• [Given problem]: Reproduce all entries precisely as they are written.

Dataset listings of figures
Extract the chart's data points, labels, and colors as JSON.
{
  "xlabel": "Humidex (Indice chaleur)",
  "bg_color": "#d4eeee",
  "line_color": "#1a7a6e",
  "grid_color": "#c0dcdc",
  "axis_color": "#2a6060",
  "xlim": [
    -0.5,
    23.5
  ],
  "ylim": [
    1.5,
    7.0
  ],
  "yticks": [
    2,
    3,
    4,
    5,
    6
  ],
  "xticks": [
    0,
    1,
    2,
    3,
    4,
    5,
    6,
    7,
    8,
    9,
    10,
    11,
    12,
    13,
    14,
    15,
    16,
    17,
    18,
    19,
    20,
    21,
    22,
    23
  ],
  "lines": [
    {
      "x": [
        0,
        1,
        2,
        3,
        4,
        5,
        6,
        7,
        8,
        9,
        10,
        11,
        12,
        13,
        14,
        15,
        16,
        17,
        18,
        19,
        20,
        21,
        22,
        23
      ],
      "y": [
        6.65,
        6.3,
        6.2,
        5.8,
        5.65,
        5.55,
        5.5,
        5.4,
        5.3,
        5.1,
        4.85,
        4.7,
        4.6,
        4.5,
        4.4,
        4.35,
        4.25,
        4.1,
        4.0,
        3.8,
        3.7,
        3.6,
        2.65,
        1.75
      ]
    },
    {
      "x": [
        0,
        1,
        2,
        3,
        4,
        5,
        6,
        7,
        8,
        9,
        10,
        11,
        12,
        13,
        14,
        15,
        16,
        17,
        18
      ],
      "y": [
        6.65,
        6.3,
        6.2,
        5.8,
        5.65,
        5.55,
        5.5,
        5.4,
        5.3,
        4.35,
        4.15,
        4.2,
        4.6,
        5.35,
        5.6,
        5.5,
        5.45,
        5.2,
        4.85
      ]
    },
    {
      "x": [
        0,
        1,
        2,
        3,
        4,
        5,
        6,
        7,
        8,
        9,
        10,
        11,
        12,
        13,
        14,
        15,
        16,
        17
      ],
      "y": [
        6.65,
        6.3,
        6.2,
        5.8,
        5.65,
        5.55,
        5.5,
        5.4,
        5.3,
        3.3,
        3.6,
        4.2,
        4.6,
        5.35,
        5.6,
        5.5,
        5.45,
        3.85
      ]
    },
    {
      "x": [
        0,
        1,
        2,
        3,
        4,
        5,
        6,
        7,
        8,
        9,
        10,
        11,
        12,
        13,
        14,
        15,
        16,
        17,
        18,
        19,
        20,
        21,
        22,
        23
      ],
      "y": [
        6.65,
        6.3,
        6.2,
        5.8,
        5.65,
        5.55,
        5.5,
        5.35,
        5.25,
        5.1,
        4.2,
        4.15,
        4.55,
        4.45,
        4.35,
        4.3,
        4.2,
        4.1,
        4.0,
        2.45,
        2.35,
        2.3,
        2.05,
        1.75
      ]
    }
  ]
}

• [Exercise answer]:
Extract the chart's data points, labels, and colors as JSON.
{
  "xlabel": "Humidex (Indice chaleur)",
  "bg_color": "#d4eeee",
  "line_color": "#1a7a6e",
  "grid_color": "#c0dcdc",
  "axis_color": "#2a6060",
  "xlim": [
    -0.5,
    23.5
  ],
  "ylim": [
    1.5,
    7.0
  ],
  "yticks": [
    2,
    3,
    4,
    5,
    6
  ],
  "xticks": [
    0,
    1,
    2,
    3,
    4,
    5,
    6,
    7,
    8,
    9,
    10,
    11,
    12,
    13,
    14,
    15,
    16,
    17,
    18,
    19,
    20,
    21,
    22,
    23
  ],
  "lines": [
    {
      "x": [
        0,
        1,
        2,
        3,
        4,
        5,
        6,
        7,
        8,
        9,
        10,
        11,
        12,
        13,
        14,
        15,
        16,
        17,
        18,
        19,
        20,
        21,
        22,
        23
      ],
      "y": [
        6.65,
        6.3,
        6.2,
        5.8,
        5.65,
        5.55,
        5.5,
        5.4,
        5.3,
        5.1,
        4.85,
        4.7,
        4.6,
        4.5,
        4.4,
        4.35,
        4.25,
        4.1,
        4.0,
        3.8,
        3.7,
        3.6,
        2.65,
        1.75
      ]
    },
    {
      "x": [
        0,
        1,
        2,
        3,
        4,
        5,
        6,
        7,
        8,
        9,
        10,
        11,
        12,
        13,
        14,
        15,
        16,
        17,
        18
      ],
      "y": [
        6.65,
        6.3,
        6.2,
        5.8,
        5.65,
        5.55,
        5.5,
        5.4,
        5.3,
        4.35,
        4.15,
        4.2,
        4.6,
        5.35,
        5.6,
        5.5,
        5.45,
        5.2,
        4.85
      ]
    },
    {
      "x": [
        0,
        1,
        2,
        3,
        4,
        5,
        6,
        7,
        8,
        9,
        10,
        11,
        12,
        13,
        14,
        15,
        16,
        17
      ],
      "y": [
        6.65,
        6.3,
        6.2,
        5.8,
        5.65,
        5.55,
        5.5,
        5.4,
        5.3,
        3.3,
        3.6,
        4.2,
        4.6,
        5.35,
        5.6,
        5.5,
        5.45,
        3.85
      ]
    },
    {
      "x": [
        0,
        1,
        2,
        3,
        4,
        5,
        6,
        7,
        8,
        9,
        10,
        11,
        12,
        13,
        14,
        15,
        16,
        17,
        18,
        19,
        20,
        21,
        22,
        23
      ],
      "y": [
        6.65,
        6.3,
        6.2,
        5.8,
        5.65,
        5.55,
        5.5,
        5.35,
        5.25,
        5.1,
        4.2,
        4.15,
        4.55,
        4.45,
        4.35,
        4.3,
        4.2,
        4.1,
        4.0,
        2.45,
        2.35,
        2.3,
        2.05,
        1.75
      ]
    }
  ]
}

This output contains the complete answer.